_Directions_
Produce an exact copy of all the data below, dropping every image.

_Extracted material_
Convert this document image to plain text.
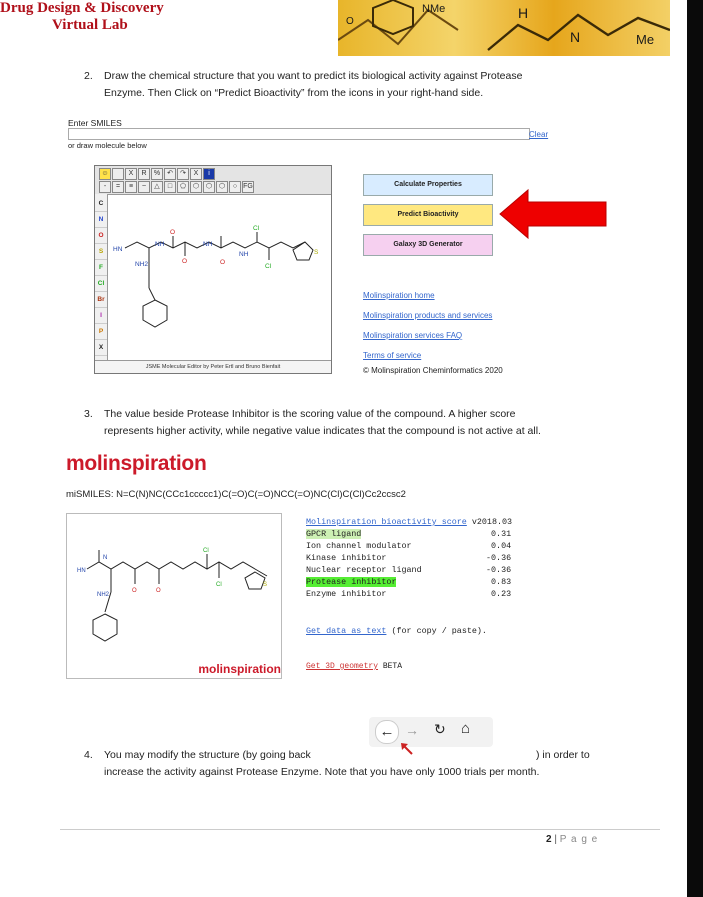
Drug Design & Discovery
Virtual Lab
NMe	H
N	Me
O
2. Draw the chemical structure that you want to predict its biological activity against Protease
Enzyme. Then Click on “Predict Bioactivity” from the icons in your right-hand side.
Enter SMILES
Clear
or draw molecule below
HN
NH
O
NH
O
NH
Cl
Cl
S
NH2	O
JSME Molecular Editor by Peter Ertl and Bruno Bienfait
☺	X	R	% ↶	↷	X	i
-	=	≡	~	△	□	⬠ ⬡ ⬡ ⬡	○ FG
C
N
O
S
F
Cl
Br
I
P
X
Calculate Properties
Predict Bioactivity
Galaxy 3D Generator
Molinspiration home
Molinspiration products and services
Molinspiration services FAQ
Terms of service
© Molinspiration Cheminformatics 2020
3. The value beside Protease Inhibitor is the scoring value of the compound. A higher score
represents higher activity, while negative value indicates that the compound is not active at all.
molinspiration
miSMILES: N=C(N)NC(CCc1ccccc1)C(=O)C(=O)NCC(=O)NC(Cl)C(Cl)Cc2ccsc2
HN
N
NH2
O	O
Cl
Cl	S
molinspiration
Molinspiration bioactivity score v2018.03
GPCR ligand	0.31
Ion channel modulator	0.04
Kinase inhibitor	-0.36
Nuclear receptor ligand	-0.36
Protease inhibitor	0.83
Enzyme inhibitor	0.23
Get data as text (for copy / paste).
Get 3D geometry BETA
← → ↻ ⌂
4. You may modify the structure (by going back	) in order to
increase the activity against Protease Enzyme. Note that you have only 1000 trials per month.
2 | P a g e
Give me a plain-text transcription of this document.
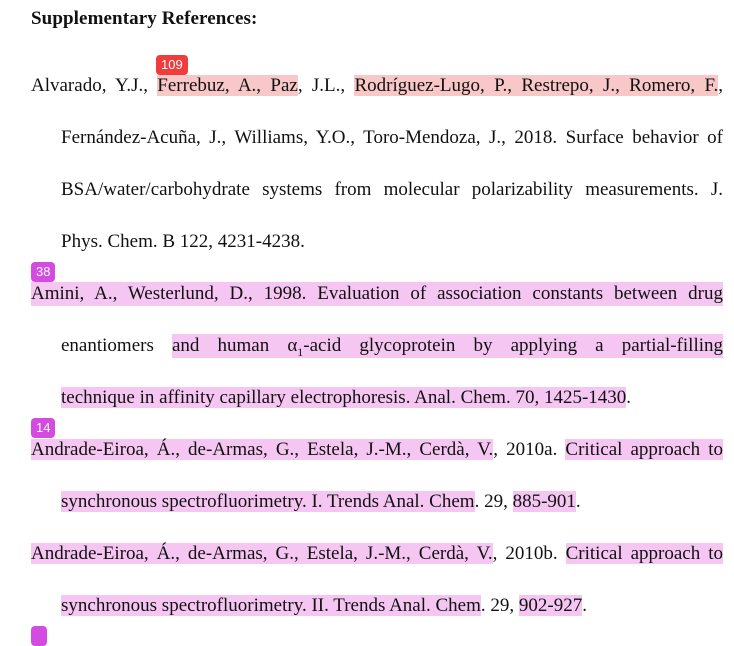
Supplementary References:
109
Alvarado, Y.J., Ferrebuz, A., Paz, J.L., Rodríguez-Lugo, P., Restrepo, J., Romero, F.,
Fernández-Acuña, J., Williams, Y.O., Toro-Mendoza, J., 2018. Surface behavior of
BSA/water/carbohydrate systems from molecular polarizability measurements. J.
Phys. Chem. B 122, 4231-4238.
38
Amini, A., Westerlund, D., 1998. Evaluation of association constants between drug
enantiomers and human $\alpha_1$-acid glycoprotein by applying a partial-filling
technique in affinity capillary electrophoresis. Anal. Chem. 70, 1425-1430.
14
Andrade-Eiroa, Á., de-Armas, G., Estela, J.-M., Cerdà, V., 2010a. Critical approach to
synchronous spectrofluorimetry. I. Trends Anal. Chem. 29, 885-901.
Andrade-Eiroa, Á., de-Armas, G., Estela, J.-M., Cerdà, V., 2010b. Critical approach to
synchronous spectrofluorimetry. II. Trends Anal. Chem. 29, 902-927.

_Response area_
Convert this document image to plain text.
Drug Design & Discovery
Virtual Lab
NMe	H
N	Me
O
2. Draw the chemical structure that you want to predict its biological activity against Protease
Enzyme. Then Click on “Predict Bioactivity” from the icons in your right-hand side.
Enter SMILES
Clear
or draw molecule below
HN
NH
O
NH
O
NH
Cl
Cl
S
NH2	O
JSME Molecular Editor by Peter Ertl and Bruno Bienfait
☺	X	R	% ↶	↷	X	i
-	=	≡	~	△	□	⬠ ⬡ ⬡ ⬡	○ FG
C
N
O
S
F
Cl
Br
I
P
X
Calculate Properties
Predict Bioactivity
Galaxy 3D Generator
Molinspiration home
Molinspiration products and services
Molinspiration services FAQ
Terms of service
© Molinspiration Cheminformatics 2020
3. The value beside Protease Inhibitor is the scoring value of the compound. A higher score
represents higher activity, while negative value indicates that the compound is not active at all.
molinspiration
miSMILES: N=C(N)NC(CCc1ccccc1)C(=O)C(=O)NCC(=O)NC(Cl)C(Cl)Cc2ccsc2
HN
N
NH2
O	O
Cl
Cl	S
molinspiration
Molinspiration bioactivity score v2018.03
GPCR ligand	0.31
Ion channel modulator	0.04
Kinase inhibitor	-0.36
Nuclear receptor ligand	-0.36
Protease inhibitor	0.83
Enzyme inhibitor	0.23
Get data as text (for copy / paste).
Get 3D geometry BETA
← → ↻ ⌂
4. You may modify the structure (by going back	) in order to
increase the activity against Protease Enzyme. Note that you have only 1000 trials per month.
2 | P a g e
Give me a plain-text transcription of this document.
Supplementary References:
109
Alvarado, Y.J., Ferrebuz, A., Paz, J.L., Rodríguez-Lugo, P., Restrepo, J., Romero, F.,
Fernández-Acuña, J., Williams, Y.O., Toro-Mendoza, J., 2018. Surface behavior of
BSA/water/carbohydrate systems from molecular polarizability measurements. J.
Phys. Chem. B 122, 4231-4238.
38
Amini, A., Westerlund, D., 1998. Evaluation of association constants between drug
enantiomers and human $\alpha_1$-acid glycoprotein by applying a partial-filling
technique in affinity capillary electrophoresis. Anal. Chem. 70, 1425-1430.
14
Andrade-Eiroa, Á., de-Armas, G., Estela, J.-M., Cerdà, V., 2010a. Critical approach to
synchronous spectrofluorimetry. I. Trends Anal. Chem. 29, 885-901.
Andrade-Eiroa, Á., de-Armas, G., Estela, J.-M., Cerdà, V., 2010b. Critical approach to
synchronous spectrofluorimetry. II. Trends Anal. Chem. 29, 902-927.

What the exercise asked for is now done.